Task description
Exactly repeat all the records below, omitting the images they hold.

Input rows
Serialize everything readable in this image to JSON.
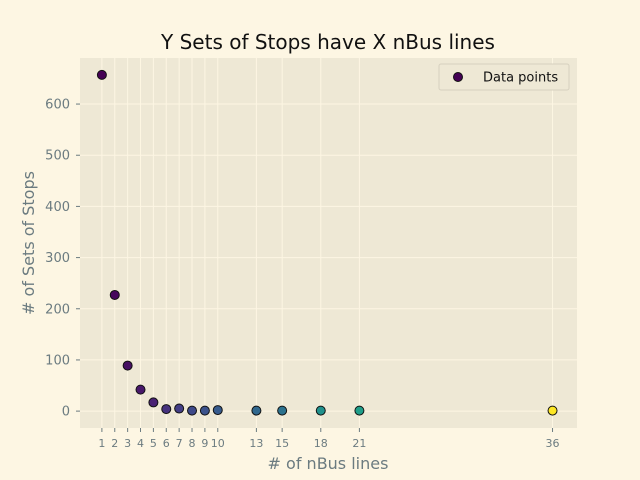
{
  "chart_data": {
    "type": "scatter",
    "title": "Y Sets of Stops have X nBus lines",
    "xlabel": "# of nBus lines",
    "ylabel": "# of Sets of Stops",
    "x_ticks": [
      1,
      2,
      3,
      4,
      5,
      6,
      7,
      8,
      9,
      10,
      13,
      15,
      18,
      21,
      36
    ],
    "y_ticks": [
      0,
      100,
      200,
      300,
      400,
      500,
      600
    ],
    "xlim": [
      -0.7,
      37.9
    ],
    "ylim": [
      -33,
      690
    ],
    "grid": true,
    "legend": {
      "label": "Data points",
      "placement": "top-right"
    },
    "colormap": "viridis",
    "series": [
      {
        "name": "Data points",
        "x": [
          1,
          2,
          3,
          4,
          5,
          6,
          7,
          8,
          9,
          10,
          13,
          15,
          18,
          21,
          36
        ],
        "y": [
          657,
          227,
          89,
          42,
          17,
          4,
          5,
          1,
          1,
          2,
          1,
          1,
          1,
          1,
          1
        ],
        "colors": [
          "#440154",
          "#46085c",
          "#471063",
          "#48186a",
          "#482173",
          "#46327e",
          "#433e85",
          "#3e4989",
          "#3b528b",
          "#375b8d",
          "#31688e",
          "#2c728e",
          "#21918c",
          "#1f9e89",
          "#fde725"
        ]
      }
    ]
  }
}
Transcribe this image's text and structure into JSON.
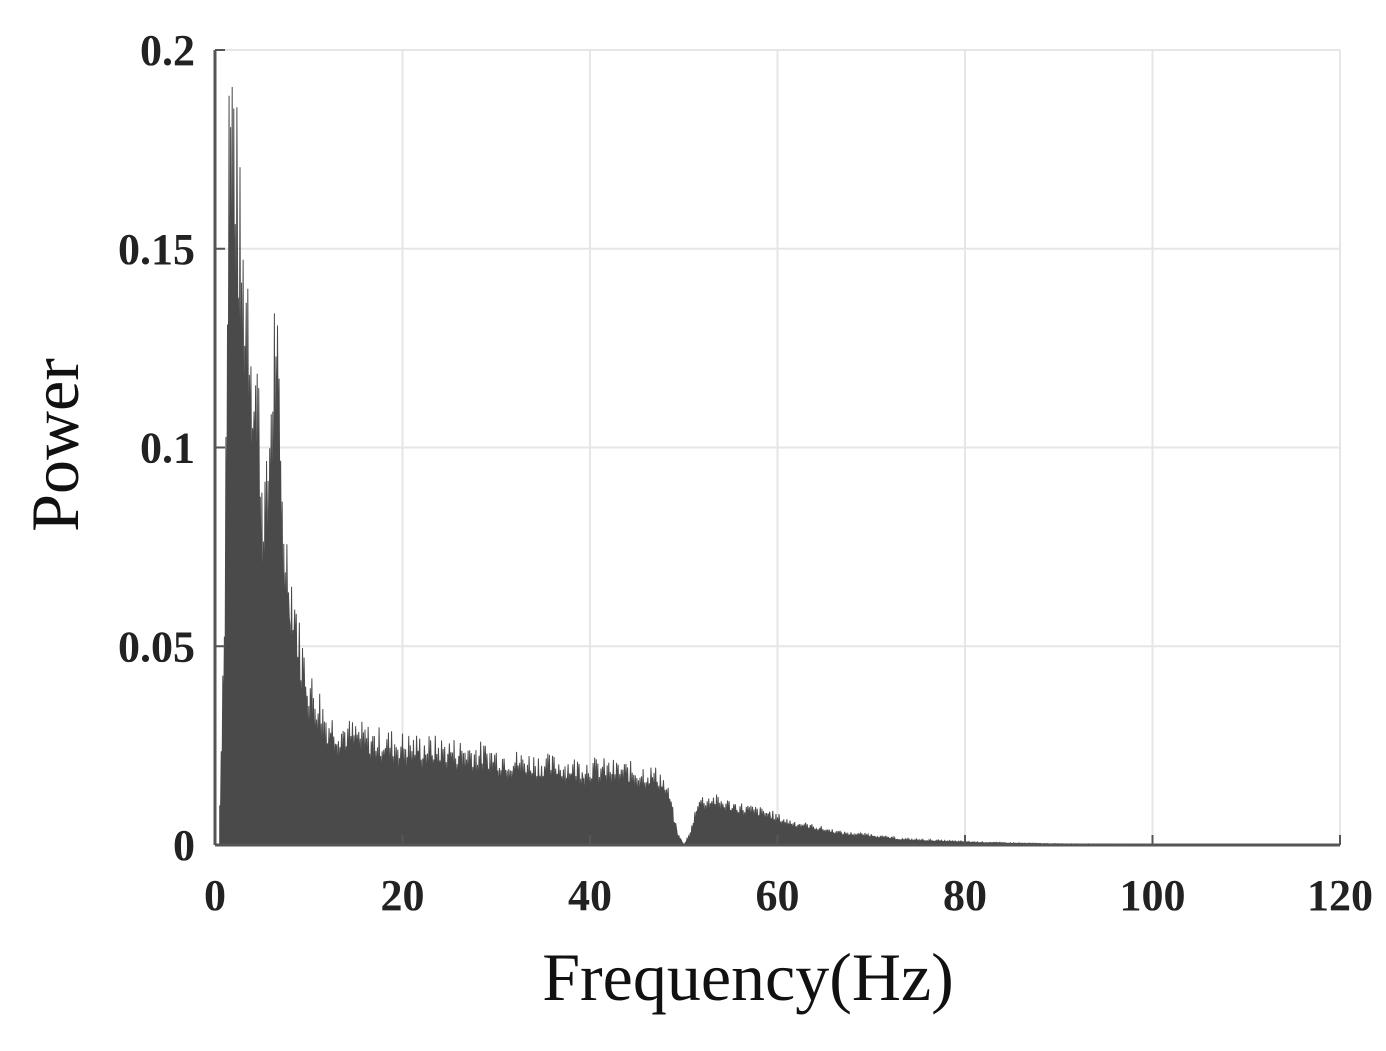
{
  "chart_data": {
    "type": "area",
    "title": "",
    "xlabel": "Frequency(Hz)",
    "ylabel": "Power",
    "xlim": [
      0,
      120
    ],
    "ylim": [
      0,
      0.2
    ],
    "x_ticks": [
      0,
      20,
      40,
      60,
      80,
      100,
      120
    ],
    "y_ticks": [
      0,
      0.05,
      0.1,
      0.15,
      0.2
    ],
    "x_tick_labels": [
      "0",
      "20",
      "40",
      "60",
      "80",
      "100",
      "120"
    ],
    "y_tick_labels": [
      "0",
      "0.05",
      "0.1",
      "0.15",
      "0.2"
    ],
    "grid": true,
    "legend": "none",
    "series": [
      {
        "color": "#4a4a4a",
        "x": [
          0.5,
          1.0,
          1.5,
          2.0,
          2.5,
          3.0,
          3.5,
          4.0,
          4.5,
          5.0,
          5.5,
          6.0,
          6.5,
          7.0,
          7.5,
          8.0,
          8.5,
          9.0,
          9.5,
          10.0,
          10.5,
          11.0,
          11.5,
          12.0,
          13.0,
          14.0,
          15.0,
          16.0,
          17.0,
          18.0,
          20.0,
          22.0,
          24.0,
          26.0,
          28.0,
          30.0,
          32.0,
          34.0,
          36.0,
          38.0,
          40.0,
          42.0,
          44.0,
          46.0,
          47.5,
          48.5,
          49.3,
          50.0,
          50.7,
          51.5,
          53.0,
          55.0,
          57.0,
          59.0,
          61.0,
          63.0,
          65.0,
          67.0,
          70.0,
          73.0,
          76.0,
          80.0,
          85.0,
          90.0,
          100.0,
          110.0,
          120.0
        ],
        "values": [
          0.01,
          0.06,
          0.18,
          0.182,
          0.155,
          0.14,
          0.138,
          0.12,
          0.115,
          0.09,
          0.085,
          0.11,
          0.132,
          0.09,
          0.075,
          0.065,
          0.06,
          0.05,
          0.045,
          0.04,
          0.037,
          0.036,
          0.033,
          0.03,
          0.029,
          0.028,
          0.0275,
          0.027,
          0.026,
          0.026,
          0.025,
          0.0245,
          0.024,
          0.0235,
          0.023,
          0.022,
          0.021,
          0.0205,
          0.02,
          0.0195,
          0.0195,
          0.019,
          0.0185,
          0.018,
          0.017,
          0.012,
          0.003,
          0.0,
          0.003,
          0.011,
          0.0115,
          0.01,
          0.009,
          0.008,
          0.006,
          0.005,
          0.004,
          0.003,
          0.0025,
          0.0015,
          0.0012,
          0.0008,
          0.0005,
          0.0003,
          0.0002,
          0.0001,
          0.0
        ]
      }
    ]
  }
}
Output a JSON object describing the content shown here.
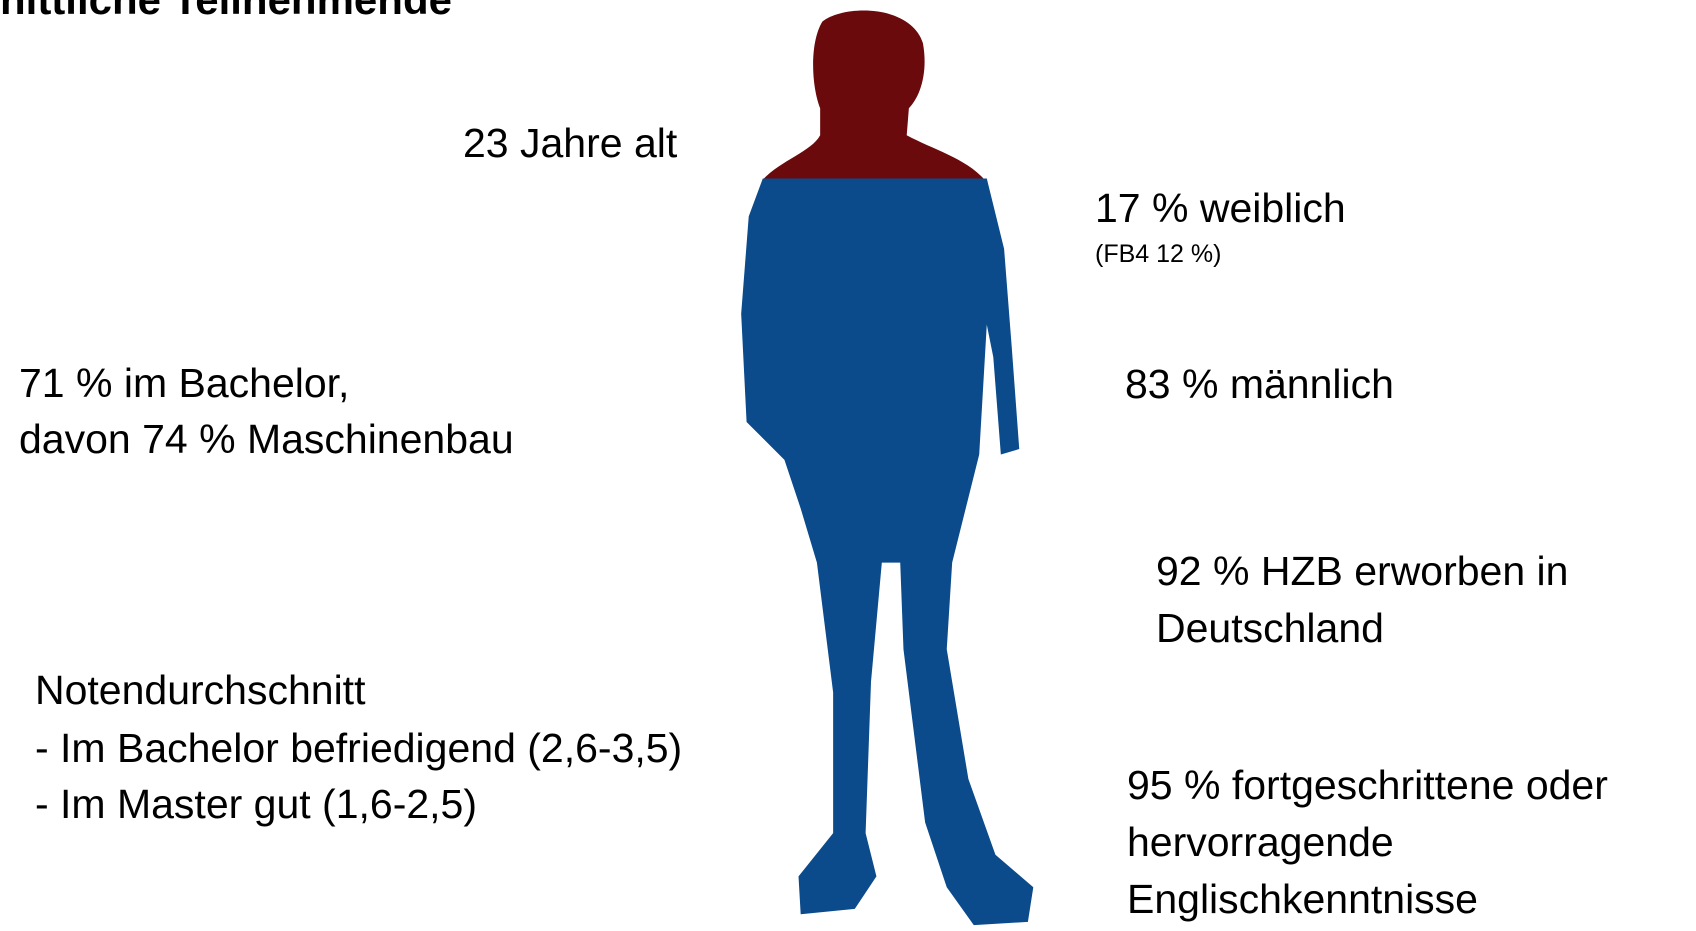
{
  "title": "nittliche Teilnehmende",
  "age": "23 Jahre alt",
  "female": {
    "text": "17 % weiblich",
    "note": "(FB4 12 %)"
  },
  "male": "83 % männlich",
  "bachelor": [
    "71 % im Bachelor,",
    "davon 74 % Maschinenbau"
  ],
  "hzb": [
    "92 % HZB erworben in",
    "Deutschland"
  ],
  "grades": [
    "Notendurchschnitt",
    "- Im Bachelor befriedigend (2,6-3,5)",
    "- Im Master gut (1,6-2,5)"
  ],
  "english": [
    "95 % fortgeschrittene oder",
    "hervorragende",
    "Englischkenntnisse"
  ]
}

The completed task
Serialize everything readable in this image to JSON.
{
  "chart_data": {
    "type": "scatter",
    "title": "Y Sets of Stops have X nBus lines",
    "xlabel": "# of nBus lines",
    "ylabel": "# of Sets of Stops",
    "x_ticks": [
      1,
      2,
      3,
      4,
      5,
      6,
      7,
      8,
      9,
      10,
      13,
      15,
      18,
      21,
      36
    ],
    "y_ticks": [
      0,
      100,
      200,
      300,
      400,
      500,
      600
    ],
    "xlim": [
      -0.7,
      37.9
    ],
    "ylim": [
      -33,
      690
    ],
    "grid": true,
    "legend": {
      "label": "Data points",
      "placement": "top-right"
    },
    "colormap": "viridis",
    "series": [
      {
        "name": "Data points",
        "x": [
          1,
          2,
          3,
          4,
          5,
          6,
          7,
          8,
          9,
          10,
          13,
          15,
          18,
          21,
          36
        ],
        "y": [
          657,
          227,
          89,
          42,
          17,
          4,
          5,
          1,
          1,
          2,
          1,
          1,
          1,
          1,
          1
        ],
        "colors": [
          "#440154",
          "#46085c",
          "#471063",
          "#48186a",
          "#482173",
          "#46327e",
          "#433e85",
          "#3e4989",
          "#3b528b",
          "#375b8d",
          "#31688e",
          "#2c728e",
          "#21918c",
          "#1f9e89",
          "#fde725"
        ]
      }
    ]
  }
}
Transcribe this image's text and structure into JSON.
{
  "chart_data": {
    "type": "area",
    "title": "",
    "xlabel": "Frequency(Hz)",
    "ylabel": "Power",
    "xlim": [
      0,
      120
    ],
    "ylim": [
      0,
      0.2
    ],
    "x_ticks": [
      0,
      20,
      40,
      60,
      80,
      100,
      120
    ],
    "y_ticks": [
      0,
      0.05,
      0.1,
      0.15,
      0.2
    ],
    "x_tick_labels": [
      "0",
      "20",
      "40",
      "60",
      "80",
      "100",
      "120"
    ],
    "y_tick_labels": [
      "0",
      "0.05",
      "0.1",
      "0.15",
      "0.2"
    ],
    "grid": true,
    "legend": "none",
    "series": [
      {
        "color": "#4a4a4a",
        "x": [
          0.5,
          1.0,
          1.5,
          2.0,
          2.5,
          3.0,
          3.5,
          4.0,
          4.5,
          5.0,
          5.5,
          6.0,
          6.5,
          7.0,
          7.5,
          8.0,
          8.5,
          9.0,
          9.5,
          10.0,
          10.5,
          11.0,
          11.5,
          12.0,
          13.0,
          14.0,
          15.0,
          16.0,
          17.0,
          18.0,
          20.0,
          22.0,
          24.0,
          26.0,
          28.0,
          30.0,
          32.0,
          34.0,
          36.0,
          38.0,
          40.0,
          42.0,
          44.0,
          46.0,
          47.5,
          48.5,
          49.3,
          50.0,
          50.7,
          51.5,
          53.0,
          55.0,
          57.0,
          59.0,
          61.0,
          63.0,
          65.0,
          67.0,
          70.0,
          73.0,
          76.0,
          80.0,
          85.0,
          90.0,
          100.0,
          110.0,
          120.0
        ],
        "values": [
          0.01,
          0.06,
          0.18,
          0.182,
          0.155,
          0.14,
          0.138,
          0.12,
          0.115,
          0.09,
          0.085,
          0.11,
          0.132,
          0.09,
          0.075,
          0.065,
          0.06,
          0.05,
          0.045,
          0.04,
          0.037,
          0.036,
          0.033,
          0.03,
          0.029,
          0.028,
          0.0275,
          0.027,
          0.026,
          0.026,
          0.025,
          0.0245,
          0.024,
          0.0235,
          0.023,
          0.022,
          0.021,
          0.0205,
          0.02,
          0.0195,
          0.0195,
          0.019,
          0.0185,
          0.018,
          0.017,
          0.012,
          0.003,
          0.0,
          0.003,
          0.011,
          0.0115,
          0.01,
          0.009,
          0.008,
          0.006,
          0.005,
          0.004,
          0.003,
          0.0025,
          0.0015,
          0.0012,
          0.0008,
          0.0005,
          0.0003,
          0.0002,
          0.0001,
          0.0
        ]
      }
    ]
  }
}
Output a JSON object describing the content shown here.
{
  "title": "nittliche Teilnehmende",
  "age": "23 Jahre alt",
  "female": {
    "text": "17 % weiblich",
    "note": "(FB4 12 %)"
  },
  "male": "83 % männlich",
  "bachelor": [
    "71 % im Bachelor,",
    "davon 74 % Maschinenbau"
  ],
  "hzb": [
    "92 % HZB erworben in",
    "Deutschland"
  ],
  "grades": [
    "Notendurchschnitt",
    "- Im Bachelor befriedigend (2,6-3,5)",
    "- Im Master gut (1,6-2,5)"
  ],
  "english": [
    "95 % fortgeschrittene oder",
    "hervorragende",
    "Englischkenntnisse"
  ]
}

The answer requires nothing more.